◆ Aim of the exercise:
Quote all of the data that follows exactly as written, skipping the images.

***** Supplied records *****

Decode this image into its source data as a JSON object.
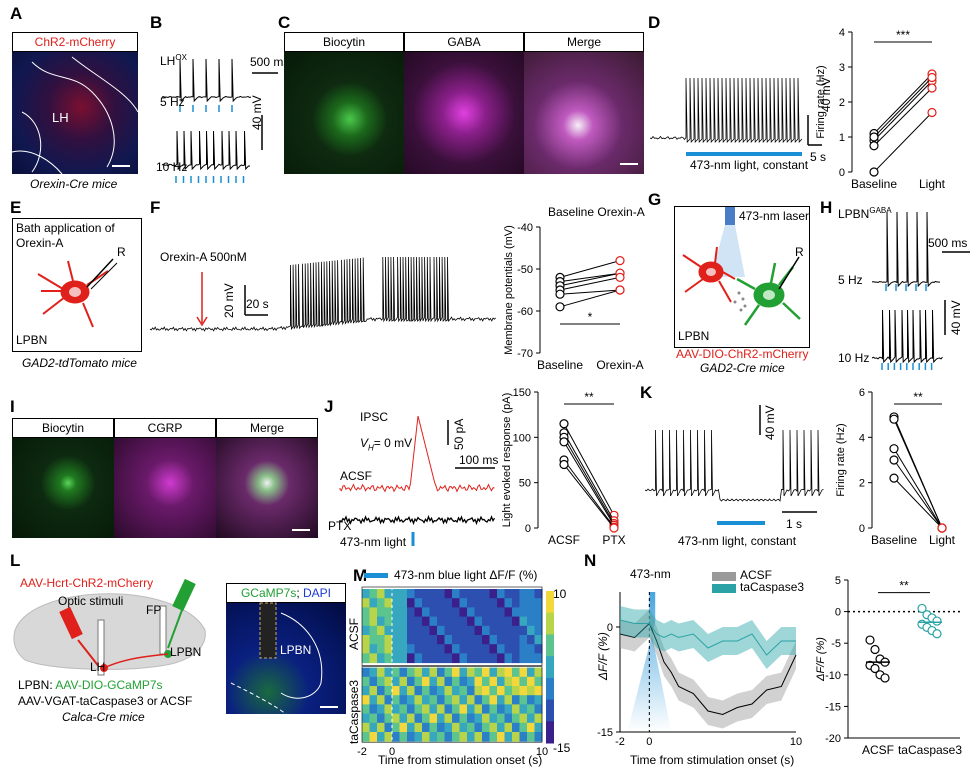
{
  "panels": {
    "A": "A",
    "B": "B",
    "C": "C",
    "D": "D",
    "E": "E",
    "F": "F",
    "G": "G",
    "H": "H",
    "I": "I",
    "J": "J",
    "K": "K",
    "L": "L",
    "M": "M",
    "N": "N"
  },
  "A": {
    "header": "ChR2-mCherry",
    "region": "LH",
    "caption": "Orexin-Cre mice"
  },
  "B": {
    "title": "LH",
    "title_sup": "OX",
    "scale_t": "500 ms",
    "scale_v": "40 mV",
    "f1": "5 Hz",
    "f2": "10 Hz"
  },
  "C": {
    "h1": "Biocytin",
    "h2": "GABA",
    "h3": "Merge"
  },
  "D": {
    "scale_v": "40 mV",
    "scale_t": "5 s",
    "light": "473-nm light, constant",
    "sig": "***"
  },
  "E": {
    "box_text_1": "Bath application of",
    "box_text_2": "Orexin-A",
    "electrode": "R",
    "region": "LPBN",
    "caption": "GAD2-tdTomato mice"
  },
  "F": {
    "drug": "Orexin-A 500nM",
    "scale_v": "20 mV",
    "scale_t": "20 s",
    "plot_title": "Baseline Orexin-A",
    "sig": "*"
  },
  "G": {
    "laser": "473-nm laser",
    "electrode": "R",
    "region": "LPBN",
    "virus": "AAV-DIO-ChR2-mCherry",
    "caption": "GAD2-Cre mice"
  },
  "H": {
    "title": "LPBN",
    "title_sup": "GABA",
    "scale_t": "500 ms",
    "scale_v": "40 mV",
    "f1": "5 Hz",
    "f2": "10 Hz"
  },
  "I": {
    "h1": "Biocytin",
    "h2": "CGRP",
    "h3": "Merge"
  },
  "J": {
    "ipsc": "IPSC",
    "vh_pre": "V",
    "vh_sub": "H",
    "vh_post": "= 0 mV",
    "scale_i": "50 pA",
    "scale_t": "100 ms",
    "acsf": "ACSF",
    "ptx": "PTX",
    "light": "473-nm light",
    "sig": "**"
  },
  "K": {
    "scale_v": "40 mV",
    "scale_t": "1 s",
    "light": "473-nm light, constant",
    "sig": "**"
  },
  "L": {
    "virus1": "AAV-Hcrt-ChR2-mCherry",
    "stim": "Optic stimuli",
    "fp": "FP",
    "lh": "LH",
    "lpbn": "LPBN",
    "line1_a": "LPBN: ",
    "line1_b": "AAV-DIO-GCaMP7s",
    "line2": "AAV-VGAT-taCaspase3 or ACSF",
    "caption": "Calca-Cre mice",
    "img_hdr_a": "GCaMP7s",
    "img_hdr_sep": "; ",
    "img_hdr_b": "DAPI",
    "img_region": "LPBN"
  },
  "M": {
    "legend": "473-nm blue light ΔF/F (%)",
    "row1": "ACSF",
    "row2": "taCaspase3",
    "xlabel": "Time from stimulation onset (s)",
    "cbar_max": "10",
    "cbar_min": "-15"
  },
  "N": {
    "marker": "473-nm",
    "leg1": "ACSF",
    "leg2": "taCaspase3",
    "ylabel": "ΔF/F (%)",
    "xlabel": "Time from stimulation onset (s)",
    "sig": "**"
  },
  "colors": {
    "red": "#e0201b",
    "blue": "#1a8fd6",
    "teal": "#2ba3a6",
    "green": "#22a033",
    "magenta": "#d42fd0",
    "gray": "#9a9a9a"
  },
  "chart_data": [
    {
      "id": "D-right",
      "type": "scatter",
      "categories": [
        "Baseline",
        "Light"
      ],
      "ylabel": "Firing rate (Hz)",
      "ylim": [
        0,
        4
      ],
      "yticks": [
        0,
        1,
        2,
        3,
        4
      ],
      "pairs": [
        [
          1.1,
          2.8
        ],
        [
          0.9,
          2.6
        ],
        [
          0.75,
          2.4
        ],
        [
          0.0,
          1.7
        ],
        [
          1.0,
          2.7
        ]
      ]
    },
    {
      "id": "F-right",
      "type": "scatter",
      "categories": [
        "Baseline",
        "Orexin-A"
      ],
      "ylabel": "Membrane potentials (mV)",
      "ylim": [
        -70,
        -40
      ],
      "yticks": [
        -40,
        -50,
        -60,
        -70
      ],
      "pairs": [
        [
          -52,
          -48
        ],
        [
          -53,
          -51
        ],
        [
          -54,
          -51
        ],
        [
          -55,
          -52
        ],
        [
          -56,
          -55
        ],
        [
          -59,
          -55
        ]
      ]
    },
    {
      "id": "J-right",
      "type": "scatter",
      "categories": [
        "ACSF",
        "PTX"
      ],
      "ylabel": "Light evoked response (pA)",
      "ylim": [
        0,
        150
      ],
      "yticks": [
        0,
        50,
        100,
        150
      ],
      "pairs": [
        [
          115,
          14
        ],
        [
          105,
          8
        ],
        [
          100,
          5
        ],
        [
          95,
          3
        ],
        [
          75,
          1
        ],
        [
          70,
          0
        ]
      ]
    },
    {
      "id": "K-right",
      "type": "scatter",
      "categories": [
        "Baseline",
        "Light"
      ],
      "ylabel": "Firing rate (Hz)",
      "ylim": [
        0,
        6
      ],
      "yticks": [
        0,
        2,
        4,
        6
      ],
      "pairs": [
        [
          4.9,
          0
        ],
        [
          4.8,
          0
        ],
        [
          3.5,
          0
        ],
        [
          3.0,
          0
        ],
        [
          2.2,
          0
        ]
      ]
    },
    {
      "id": "M",
      "type": "heatmap",
      "x": [
        -2,
        0,
        10
      ],
      "xticks": [
        -2,
        0,
        10
      ],
      "rows_acsf": 8,
      "rows_tacaspase3": 8,
      "zlim": [
        -15,
        10
      ]
    },
    {
      "id": "N-line",
      "type": "line",
      "xlim": [
        -2,
        10
      ],
      "ylim": [
        -15,
        5
      ],
      "yticks": [
        0,
        -15
      ],
      "xticks": [
        -2,
        0,
        10
      ],
      "x": [
        -2,
        -1,
        0,
        0.5,
        1,
        1.5,
        2,
        3,
        4,
        5,
        6,
        7,
        8,
        9,
        10
      ],
      "series": [
        {
          "name": "ACSF",
          "values": [
            -1,
            -1.5,
            0.5,
            -2,
            -5,
            -6.5,
            -8.5,
            -9.5,
            -12,
            -12.5,
            -11.5,
            -11,
            -9,
            -8.5,
            -4
          ]
        },
        {
          "name": "taCaspase3",
          "values": [
            1,
            0.5,
            0.5,
            -1,
            -1.5,
            -1,
            -1.5,
            -1,
            -3,
            -2,
            -2,
            -1,
            -4,
            -2,
            -2
          ]
        }
      ]
    },
    {
      "id": "N-right",
      "type": "scatter",
      "categories": [
        "ACSF",
        "taCaspase3"
      ],
      "ylabel": "ΔF/F (%)",
      "ylim": [
        -20,
        5
      ],
      "yticks": [
        5,
        0,
        -5,
        -10,
        -15,
        -20
      ],
      "values_acsf": [
        -4.5,
        -6,
        -7.5,
        -8,
        -8.5,
        -9,
        -10,
        -10.5
      ],
      "values_ta": [
        0.5,
        -0.5,
        -1,
        -1.5,
        -2,
        -2.5,
        -3,
        -3.5
      ]
    }
  ]
}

*****

◆ Result:
Decode this image into its source data as a JSON object.
{
  "panels": {
    "A": "A",
    "B": "B",
    "C": "C",
    "D": "D",
    "E": "E",
    "F": "F",
    "G": "G",
    "H": "H",
    "I": "I",
    "J": "J",
    "K": "K",
    "L": "L",
    "M": "M",
    "N": "N"
  },
  "A": {
    "header": "ChR2-mCherry",
    "region": "LH",
    "caption": "Orexin-Cre mice"
  },
  "B": {
    "title": "LH",
    "title_sup": "OX",
    "scale_t": "500 ms",
    "scale_v": "40 mV",
    "f1": "5 Hz",
    "f2": "10 Hz"
  },
  "C": {
    "h1": "Biocytin",
    "h2": "GABA",
    "h3": "Merge"
  },
  "D": {
    "scale_v": "40 mV",
    "scale_t": "5 s",
    "light": "473-nm light, constant",
    "sig": "***"
  },
  "E": {
    "box_text_1": "Bath application of",
    "box_text_2": "Orexin-A",
    "electrode": "R",
    "region": "LPBN",
    "caption": "GAD2-tdTomato mice"
  },
  "F": {
    "drug": "Orexin-A 500nM",
    "scale_v": "20 mV",
    "scale_t": "20 s",
    "plot_title": "Baseline Orexin-A",
    "sig": "*"
  },
  "G": {
    "laser": "473-nm laser",
    "electrode": "R",
    "region": "LPBN",
    "virus": "AAV-DIO-ChR2-mCherry",
    "caption": "GAD2-Cre mice"
  },
  "H": {
    "title": "LPBN",
    "title_sup": "GABA",
    "scale_t": "500 ms",
    "scale_v": "40 mV",
    "f1": "5 Hz",
    "f2": "10 Hz"
  },
  "I": {
    "h1": "Biocytin",
    "h2": "CGRP",
    "h3": "Merge"
  },
  "J": {
    "ipsc": "IPSC",
    "vh_pre": "V",
    "vh_sub": "H",
    "vh_post": "= 0 mV",
    "scale_i": "50 pA",
    "scale_t": "100 ms",
    "acsf": "ACSF",
    "ptx": "PTX",
    "light": "473-nm light",
    "sig": "**"
  },
  "K": {
    "scale_v": "40 mV",
    "scale_t": "1 s",
    "light": "473-nm light, constant",
    "sig": "**"
  },
  "L": {
    "virus1": "AAV-Hcrt-ChR2-mCherry",
    "stim": "Optic stimuli",
    "fp": "FP",
    "lh": "LH",
    "lpbn": "LPBN",
    "line1_a": "LPBN: ",
    "line1_b": "AAV-DIO-GCaMP7s",
    "line2": "AAV-VGAT-taCaspase3 or ACSF",
    "caption": "Calca-Cre mice",
    "img_hdr_a": "GCaMP7s",
    "img_hdr_sep": "; ",
    "img_hdr_b": "DAPI",
    "img_region": "LPBN"
  },
  "M": {
    "legend": "473-nm blue light ΔF/F (%)",
    "row1": "ACSF",
    "row2": "taCaspase3",
    "xlabel": "Time from stimulation onset (s)",
    "cbar_max": "10",
    "cbar_min": "-15"
  },
  "N": {
    "marker": "473-nm",
    "leg1": "ACSF",
    "leg2": "taCaspase3",
    "ylabel": "ΔF/F (%)",
    "xlabel": "Time from stimulation onset (s)",
    "sig": "**"
  },
  "colors": {
    "red": "#e0201b",
    "blue": "#1a8fd6",
    "teal": "#2ba3a6",
    "green": "#22a033",
    "magenta": "#d42fd0",
    "gray": "#9a9a9a"
  },
  "chart_data": [
    {
      "id": "D-right",
      "type": "scatter",
      "categories": [
        "Baseline",
        "Light"
      ],
      "ylabel": "Firing rate (Hz)",
      "ylim": [
        0,
        4
      ],
      "yticks": [
        0,
        1,
        2,
        3,
        4
      ],
      "pairs": [
        [
          1.1,
          2.8
        ],
        [
          0.9,
          2.6
        ],
        [
          0.75,
          2.4
        ],
        [
          0.0,
          1.7
        ],
        [
          1.0,
          2.7
        ]
      ]
    },
    {
      "id": "F-right",
      "type": "scatter",
      "categories": [
        "Baseline",
        "Orexin-A"
      ],
      "ylabel": "Membrane potentials (mV)",
      "ylim": [
        -70,
        -40
      ],
      "yticks": [
        -40,
        -50,
        -60,
        -70
      ],
      "pairs": [
        [
          -52,
          -48
        ],
        [
          -53,
          -51
        ],
        [
          -54,
          -51
        ],
        [
          -55,
          -52
        ],
        [
          -56,
          -55
        ],
        [
          -59,
          -55
        ]
      ]
    },
    {
      "id": "J-right",
      "type": "scatter",
      "categories": [
        "ACSF",
        "PTX"
      ],
      "ylabel": "Light evoked response (pA)",
      "ylim": [
        0,
        150
      ],
      "yticks": [
        0,
        50,
        100,
        150
      ],
      "pairs": [
        [
          115,
          14
        ],
        [
          105,
          8
        ],
        [
          100,
          5
        ],
        [
          95,
          3
        ],
        [
          75,
          1
        ],
        [
          70,
          0
        ]
      ]
    },
    {
      "id": "K-right",
      "type": "scatter",
      "categories": [
        "Baseline",
        "Light"
      ],
      "ylabel": "Firing rate (Hz)",
      "ylim": [
        0,
        6
      ],
      "yticks": [
        0,
        2,
        4,
        6
      ],
      "pairs": [
        [
          4.9,
          0
        ],
        [
          4.8,
          0
        ],
        [
          3.5,
          0
        ],
        [
          3.0,
          0
        ],
        [
          2.2,
          0
        ]
      ]
    },
    {
      "id": "M",
      "type": "heatmap",
      "x": [
        -2,
        0,
        10
      ],
      "xticks": [
        -2,
        0,
        10
      ],
      "rows_acsf": 8,
      "rows_tacaspase3": 8,
      "zlim": [
        -15,
        10
      ]
    },
    {
      "id": "N-line",
      "type": "line",
      "xlim": [
        -2,
        10
      ],
      "ylim": [
        -15,
        5
      ],
      "yticks": [
        0,
        -15
      ],
      "xticks": [
        -2,
        0,
        10
      ],
      "x": [
        -2,
        -1,
        0,
        0.5,
        1,
        1.5,
        2,
        3,
        4,
        5,
        6,
        7,
        8,
        9,
        10
      ],
      "series": [
        {
          "name": "ACSF",
          "values": [
            -1,
            -1.5,
            0.5,
            -2,
            -5,
            -6.5,
            -8.5,
            -9.5,
            -12,
            -12.5,
            -11.5,
            -11,
            -9,
            -8.5,
            -4
          ]
        },
        {
          "name": "taCaspase3",
          "values": [
            1,
            0.5,
            0.5,
            -1,
            -1.5,
            -1,
            -1.5,
            -1,
            -3,
            -2,
            -2,
            -1,
            -4,
            -2,
            -2
          ]
        }
      ]
    },
    {
      "id": "N-right",
      "type": "scatter",
      "categories": [
        "ACSF",
        "taCaspase3"
      ],
      "ylabel": "ΔF/F (%)",
      "ylim": [
        -20,
        5
      ],
      "yticks": [
        5,
        0,
        -5,
        -10,
        -15,
        -20
      ],
      "values_acsf": [
        -4.5,
        -6,
        -7.5,
        -8,
        -8.5,
        -9,
        -10,
        -10.5
      ],
      "values_ta": [
        0.5,
        -0.5,
        -1,
        -1.5,
        -2,
        -2.5,
        -3,
        -3.5
      ]
    }
  ]
}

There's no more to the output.